● **DIRECTION**
Set down the whole listing verbatim.
START SUPPLIED MATERIAL
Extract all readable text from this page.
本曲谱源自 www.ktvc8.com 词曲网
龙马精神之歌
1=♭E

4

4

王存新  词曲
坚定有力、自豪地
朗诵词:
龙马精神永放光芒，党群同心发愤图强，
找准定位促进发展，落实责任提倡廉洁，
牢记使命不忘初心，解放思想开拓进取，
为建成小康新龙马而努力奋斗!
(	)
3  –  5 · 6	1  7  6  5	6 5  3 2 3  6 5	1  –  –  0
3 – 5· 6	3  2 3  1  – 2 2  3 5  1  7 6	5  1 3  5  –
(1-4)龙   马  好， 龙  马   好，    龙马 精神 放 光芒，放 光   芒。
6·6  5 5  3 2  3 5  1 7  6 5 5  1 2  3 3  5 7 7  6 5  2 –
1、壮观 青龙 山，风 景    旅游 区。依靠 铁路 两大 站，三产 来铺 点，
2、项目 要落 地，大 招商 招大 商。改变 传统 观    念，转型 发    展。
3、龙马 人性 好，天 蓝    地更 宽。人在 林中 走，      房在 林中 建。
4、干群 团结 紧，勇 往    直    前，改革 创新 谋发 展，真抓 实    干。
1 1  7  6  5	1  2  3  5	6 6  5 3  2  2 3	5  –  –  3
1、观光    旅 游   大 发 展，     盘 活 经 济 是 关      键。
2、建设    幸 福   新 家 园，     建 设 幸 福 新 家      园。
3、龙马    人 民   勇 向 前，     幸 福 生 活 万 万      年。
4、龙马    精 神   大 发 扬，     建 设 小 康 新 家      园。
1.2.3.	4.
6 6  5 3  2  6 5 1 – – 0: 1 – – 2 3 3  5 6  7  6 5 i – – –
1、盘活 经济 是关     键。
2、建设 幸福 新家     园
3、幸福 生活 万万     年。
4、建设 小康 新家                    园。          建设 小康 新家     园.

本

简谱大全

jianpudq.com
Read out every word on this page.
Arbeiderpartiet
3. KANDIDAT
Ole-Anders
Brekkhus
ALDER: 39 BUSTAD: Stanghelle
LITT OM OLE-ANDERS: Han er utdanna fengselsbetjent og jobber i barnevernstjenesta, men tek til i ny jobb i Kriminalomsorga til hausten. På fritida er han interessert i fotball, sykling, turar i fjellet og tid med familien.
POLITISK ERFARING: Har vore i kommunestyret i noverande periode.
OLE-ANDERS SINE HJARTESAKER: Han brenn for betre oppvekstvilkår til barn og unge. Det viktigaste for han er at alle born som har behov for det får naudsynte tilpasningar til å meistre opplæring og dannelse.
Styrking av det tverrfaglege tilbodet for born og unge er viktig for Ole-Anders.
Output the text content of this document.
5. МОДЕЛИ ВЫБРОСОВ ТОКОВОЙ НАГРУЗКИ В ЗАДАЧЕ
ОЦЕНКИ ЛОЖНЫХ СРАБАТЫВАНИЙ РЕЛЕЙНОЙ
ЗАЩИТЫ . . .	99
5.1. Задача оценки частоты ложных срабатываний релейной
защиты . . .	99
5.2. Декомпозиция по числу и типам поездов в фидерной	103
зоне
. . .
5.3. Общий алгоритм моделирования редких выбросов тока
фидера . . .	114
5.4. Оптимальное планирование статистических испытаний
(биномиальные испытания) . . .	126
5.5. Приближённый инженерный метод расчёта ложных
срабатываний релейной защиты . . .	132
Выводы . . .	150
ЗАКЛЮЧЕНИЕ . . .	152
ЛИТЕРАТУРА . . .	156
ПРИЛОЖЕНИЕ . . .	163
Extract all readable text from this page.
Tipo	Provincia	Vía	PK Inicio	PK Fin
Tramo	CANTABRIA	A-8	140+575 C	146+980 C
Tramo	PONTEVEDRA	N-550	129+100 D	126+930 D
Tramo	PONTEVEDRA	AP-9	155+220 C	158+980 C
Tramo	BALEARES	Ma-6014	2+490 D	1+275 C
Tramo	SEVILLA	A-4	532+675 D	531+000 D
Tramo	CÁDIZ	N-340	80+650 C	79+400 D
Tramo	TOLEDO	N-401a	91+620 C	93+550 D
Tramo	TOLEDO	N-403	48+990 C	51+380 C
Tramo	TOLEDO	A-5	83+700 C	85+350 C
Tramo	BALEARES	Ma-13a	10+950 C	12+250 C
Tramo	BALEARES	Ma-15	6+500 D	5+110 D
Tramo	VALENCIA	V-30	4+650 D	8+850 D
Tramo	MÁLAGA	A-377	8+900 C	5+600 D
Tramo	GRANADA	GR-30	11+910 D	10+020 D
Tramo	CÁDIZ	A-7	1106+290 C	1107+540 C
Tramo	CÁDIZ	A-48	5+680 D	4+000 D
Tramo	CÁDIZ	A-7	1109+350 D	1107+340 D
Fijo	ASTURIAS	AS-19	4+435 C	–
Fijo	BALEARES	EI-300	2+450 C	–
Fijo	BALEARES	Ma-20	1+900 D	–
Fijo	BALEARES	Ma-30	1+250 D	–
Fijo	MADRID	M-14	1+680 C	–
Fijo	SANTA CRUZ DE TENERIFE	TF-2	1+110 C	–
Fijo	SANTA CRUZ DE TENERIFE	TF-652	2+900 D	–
END SUPPLIED MATERIAL
● **RESULT OF THE EXERCISE**
Extract all readable text from this page.
本曲谱源自 www.ktvc8.com 词曲网
龙马精神之歌
1=♭E

4

4

王存新  词曲
坚定有力、自豪地
朗诵词:
龙马精神永放光芒，党群同心发愤图强，
找准定位促进发展，落实责任提倡廉洁，
牢记使命不忘初心，解放思想开拓进取，
为建成小康新龙马而努力奋斗!
(	)
3  –  5 · 6	1  7  6  5	6 5  3 2 3  6 5	1  –  –  0
3 – 5· 6	3  2 3  1  – 2 2  3 5  1  7 6	5  1 3  5  –
(1-4)龙   马  好， 龙  马   好，    龙马 精神 放 光芒，放 光   芒。
6·6  5 5  3 2  3 5  1 7  6 5 5  1 2  3 3  5 7 7  6 5  2 –
1、壮观 青龙 山，风 景    旅游 区。依靠 铁路 两大 站，三产 来铺 点，
2、项目 要落 地，大 招商 招大 商。改变 传统 观    念，转型 发    展。
3、龙马 人性 好，天 蓝    地更 宽。人在 林中 走，      房在 林中 建。
4、干群 团结 紧，勇 往    直    前，改革 创新 谋发 展，真抓 实    干。
1 1  7  6  5	1  2  3  5	6 6  5 3  2  2 3	5  –  –  3
1、观光    旅 游   大 发 展，     盘 活 经 济 是 关      键。
2、建设    幸 福   新 家 园，     建 设 幸 福 新 家      园。
3、龙马    人 民   勇 向 前，     幸 福 生 活 万 万      年。
4、龙马    精 神   大 发 扬，     建 设 小 康 新 家      园。
1.2.3.	4.
6 6  5 3  2  6 5 1 – – 0: 1 – – 2 3 3  5 6  7  6 5 i – – –
1、盘活 经济 是关     键。
2、建设 幸福 新家     园
3、幸福 生活 万万     年。
4、建设 小康 新家                    园。          建设 小康 新家     园.

本

简谱大全

jianpudq.com
Read out every word on this page.
Arbeiderpartiet
3. KANDIDAT
Ole-Anders
Brekkhus
ALDER: 39 BUSTAD: Stanghelle
LITT OM OLE-ANDERS: Han er utdanna fengselsbetjent og jobber i barnevernstjenesta, men tek til i ny jobb i Kriminalomsorga til hausten. På fritida er han interessert i fotball, sykling, turar i fjellet og tid med familien.
POLITISK ERFARING: Har vore i kommunestyret i noverande periode.
OLE-ANDERS SINE HJARTESAKER: Han brenn for betre oppvekstvilkår til barn og unge. Det viktigaste for han er at alle born som har behov for det får naudsynte tilpasningar til å meistre opplæring og dannelse.
Styrking av det tverrfaglege tilbodet for born og unge er viktig for Ole-Anders.
Output the text content of this document.
5. МОДЕЛИ ВЫБРОСОВ ТОКОВОЙ НАГРУЗКИ В ЗАДАЧЕ
ОЦЕНКИ ЛОЖНЫХ СРАБАТЫВАНИЙ РЕЛЕЙНОЙ
ЗАЩИТЫ . . .	99
5.1. Задача оценки частоты ложных срабатываний релейной
защиты . . .	99
5.2. Декомпозиция по числу и типам поездов в фидерной	103
зоне
. . .
5.3. Общий алгоритм моделирования редких выбросов тока
фидера . . .	114
5.4. Оптимальное планирование статистических испытаний
(биномиальные испытания) . . .	126
5.5. Приближённый инженерный метод расчёта ложных
срабатываний релейной защиты . . .	132
Выводы . . .	150
ЗАКЛЮЧЕНИЕ . . .	152
ЛИТЕРАТУРА . . .	156
ПРИЛОЖЕНИЕ . . .	163
Extract all readable text from this page.
Tipo	Provincia	Vía	PK Inicio	PK Fin
Tramo	CANTABRIA	A-8	140+575 C	146+980 C
Tramo	PONTEVEDRA	N-550	129+100 D	126+930 D
Tramo	PONTEVEDRA	AP-9	155+220 C	158+980 C
Tramo	BALEARES	Ma-6014	2+490 D	1+275 C
Tramo	SEVILLA	A-4	532+675 D	531+000 D
Tramo	CÁDIZ	N-340	80+650 C	79+400 D
Tramo	TOLEDO	N-401a	91+620 C	93+550 D
Tramo	TOLEDO	N-403	48+990 C	51+380 C
Tramo	TOLEDO	A-5	83+700 C	85+350 C
Tramo	BALEARES	Ma-13a	10+950 C	12+250 C
Tramo	BALEARES	Ma-15	6+500 D	5+110 D
Tramo	VALENCIA	V-30	4+650 D	8+850 D
Tramo	MÁLAGA	A-377	8+900 C	5+600 D
Tramo	GRANADA	GR-30	11+910 D	10+020 D
Tramo	CÁDIZ	A-7	1106+290 C	1107+540 C
Tramo	CÁDIZ	A-48	5+680 D	4+000 D
Tramo	CÁDIZ	A-7	1109+350 D	1107+340 D
Fijo	ASTURIAS	AS-19	4+435 C	–
Fijo	BALEARES	EI-300	2+450 C	–
Fijo	BALEARES	Ma-20	1+900 D	–
Fijo	BALEARES	Ma-30	1+250 D	–
Fijo	MADRID	M-14	1+680 C	–
Fijo	SANTA CRUZ DE TENERIFE	TF-2	1+110 C	–
Fijo	SANTA CRUZ DE TENERIFE	TF-652	2+900 D	–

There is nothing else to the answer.